** begin RECORDED INFORMATION **

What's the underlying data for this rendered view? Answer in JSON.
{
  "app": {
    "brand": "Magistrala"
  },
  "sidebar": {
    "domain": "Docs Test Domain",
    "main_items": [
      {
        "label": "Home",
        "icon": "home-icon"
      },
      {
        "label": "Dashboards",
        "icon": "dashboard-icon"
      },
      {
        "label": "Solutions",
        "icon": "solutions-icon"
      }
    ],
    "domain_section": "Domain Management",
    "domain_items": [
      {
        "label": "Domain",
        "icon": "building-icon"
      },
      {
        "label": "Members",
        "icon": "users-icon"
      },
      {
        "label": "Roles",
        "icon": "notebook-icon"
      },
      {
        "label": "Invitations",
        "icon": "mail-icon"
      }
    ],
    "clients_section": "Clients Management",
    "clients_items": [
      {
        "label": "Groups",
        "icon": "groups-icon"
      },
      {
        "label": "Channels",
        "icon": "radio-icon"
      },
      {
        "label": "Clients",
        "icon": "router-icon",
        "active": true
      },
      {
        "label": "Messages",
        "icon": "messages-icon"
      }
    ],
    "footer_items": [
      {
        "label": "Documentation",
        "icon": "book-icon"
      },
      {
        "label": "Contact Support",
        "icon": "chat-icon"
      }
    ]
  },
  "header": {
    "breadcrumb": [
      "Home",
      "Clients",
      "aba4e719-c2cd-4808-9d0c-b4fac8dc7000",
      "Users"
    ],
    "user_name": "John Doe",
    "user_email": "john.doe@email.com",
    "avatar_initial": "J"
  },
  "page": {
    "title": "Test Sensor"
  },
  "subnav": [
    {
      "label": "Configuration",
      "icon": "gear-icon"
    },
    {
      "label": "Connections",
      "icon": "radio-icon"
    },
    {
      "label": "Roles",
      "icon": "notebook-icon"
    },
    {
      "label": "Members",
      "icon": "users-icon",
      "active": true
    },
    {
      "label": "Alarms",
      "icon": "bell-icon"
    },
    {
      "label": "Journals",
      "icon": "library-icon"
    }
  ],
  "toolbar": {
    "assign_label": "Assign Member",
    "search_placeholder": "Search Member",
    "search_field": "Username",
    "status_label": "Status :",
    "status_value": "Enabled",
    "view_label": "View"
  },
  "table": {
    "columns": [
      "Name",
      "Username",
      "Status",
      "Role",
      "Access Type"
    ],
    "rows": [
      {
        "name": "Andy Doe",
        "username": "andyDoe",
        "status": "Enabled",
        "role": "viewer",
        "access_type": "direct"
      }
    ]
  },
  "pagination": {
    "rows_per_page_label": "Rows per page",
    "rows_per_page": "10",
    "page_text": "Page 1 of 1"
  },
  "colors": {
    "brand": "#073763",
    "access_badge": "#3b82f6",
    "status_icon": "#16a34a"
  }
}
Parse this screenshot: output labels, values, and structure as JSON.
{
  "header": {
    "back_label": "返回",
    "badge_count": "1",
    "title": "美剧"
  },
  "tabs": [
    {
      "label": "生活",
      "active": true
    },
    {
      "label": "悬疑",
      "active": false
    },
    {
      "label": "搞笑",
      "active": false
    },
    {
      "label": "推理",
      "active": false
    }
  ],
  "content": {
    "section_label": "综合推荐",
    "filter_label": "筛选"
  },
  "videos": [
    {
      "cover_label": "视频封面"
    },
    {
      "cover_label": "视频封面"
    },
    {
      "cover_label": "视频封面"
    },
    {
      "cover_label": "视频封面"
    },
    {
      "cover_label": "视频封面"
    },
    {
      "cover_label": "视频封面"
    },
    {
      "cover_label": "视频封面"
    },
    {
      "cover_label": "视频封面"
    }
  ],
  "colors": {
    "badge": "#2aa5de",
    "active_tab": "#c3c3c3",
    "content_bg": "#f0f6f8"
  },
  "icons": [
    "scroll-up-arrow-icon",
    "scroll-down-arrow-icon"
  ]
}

** end RECORDED INFORMATION **

WHAT THE TASK REQUIRES —
From the records above, extract everything verbatim.

WRITTEN ANSWER —
What's the underlying data for this rendered view? Answer in JSON.
{
  "app": {
    "brand": "Magistrala"
  },
  "sidebar": {
    "domain": "Docs Test Domain",
    "main_items": [
      {
        "label": "Home",
        "icon": "home-icon"
      },
      {
        "label": "Dashboards",
        "icon": "dashboard-icon"
      },
      {
        "label": "Solutions",
        "icon": "solutions-icon"
      }
    ],
    "domain_section": "Domain Management",
    "domain_items": [
      {
        "label": "Domain",
        "icon": "building-icon"
      },
      {
        "label": "Members",
        "icon": "users-icon"
      },
      {
        "label": "Roles",
        "icon": "notebook-icon"
      },
      {
        "label": "Invitations",
        "icon": "mail-icon"
      }
    ],
    "clients_section": "Clients Management",
    "clients_items": [
      {
        "label": "Groups",
        "icon": "groups-icon"
      },
      {
        "label": "Channels",
        "icon": "radio-icon"
      },
      {
        "label": "Clients",
        "icon": "router-icon",
        "active": true
      },
      {
        "label": "Messages",
        "icon": "messages-icon"
      }
    ],
    "footer_items": [
      {
        "label": "Documentation",
        "icon": "book-icon"
      },
      {
        "label": "Contact Support",
        "icon": "chat-icon"
      }
    ]
  },
  "header": {
    "breadcrumb": [
      "Home",
      "Clients",
      "aba4e719-c2cd-4808-9d0c-b4fac8dc7000",
      "Users"
    ],
    "user_name": "John Doe",
    "user_email": "john.doe@email.com",
    "avatar_initial": "J"
  },
  "page": {
    "title": "Test Sensor"
  },
  "subnav": [
    {
      "label": "Configuration",
      "icon": "gear-icon"
    },
    {
      "label": "Connections",
      "icon": "radio-icon"
    },
    {
      "label": "Roles",
      "icon": "notebook-icon"
    },
    {
      "label": "Members",
      "icon": "users-icon",
      "active": true
    },
    {
      "label": "Alarms",
      "icon": "bell-icon"
    },
    {
      "label": "Journals",
      "icon": "library-icon"
    }
  ],
  "toolbar": {
    "assign_label": "Assign Member",
    "search_placeholder": "Search Member",
    "search_field": "Username",
    "status_label": "Status :",
    "status_value": "Enabled",
    "view_label": "View"
  },
  "table": {
    "columns": [
      "Name",
      "Username",
      "Status",
      "Role",
      "Access Type"
    ],
    "rows": [
      {
        "name": "Andy Doe",
        "username": "andyDoe",
        "status": "Enabled",
        "role": "viewer",
        "access_type": "direct"
      }
    ]
  },
  "pagination": {
    "rows_per_page_label": "Rows per page",
    "rows_per_page": "10",
    "page_text": "Page 1 of 1"
  },
  "colors": {
    "brand": "#073763",
    "access_badge": "#3b82f6",
    "status_icon": "#16a34a"
  }
}
Parse this screenshot: output labels, values, and structure as JSON.
{
  "header": {
    "back_label": "返回",
    "badge_count": "1",
    "title": "美剧"
  },
  "tabs": [
    {
      "label": "生活",
      "active": true
    },
    {
      "label": "悬疑",
      "active": false
    },
    {
      "label": "搞笑",
      "active": false
    },
    {
      "label": "推理",
      "active": false
    }
  ],
  "content": {
    "section_label": "综合推荐",
    "filter_label": "筛选"
  },
  "videos": [
    {
      "cover_label": "视频封面"
    },
    {
      "cover_label": "视频封面"
    },
    {
      "cover_label": "视频封面"
    },
    {
      "cover_label": "视频封面"
    },
    {
      "cover_label": "视频封面"
    },
    {
      "cover_label": "视频封面"
    },
    {
      "cover_label": "视频封面"
    },
    {
      "cover_label": "视频封面"
    }
  ],
  "colors": {
    "badge": "#2aa5de",
    "active_tab": "#c3c3c3",
    "content_bg": "#f0f6f8"
  },
  "icons": [
    "scroll-up-arrow-icon",
    "scroll-down-arrow-icon"
  ]
}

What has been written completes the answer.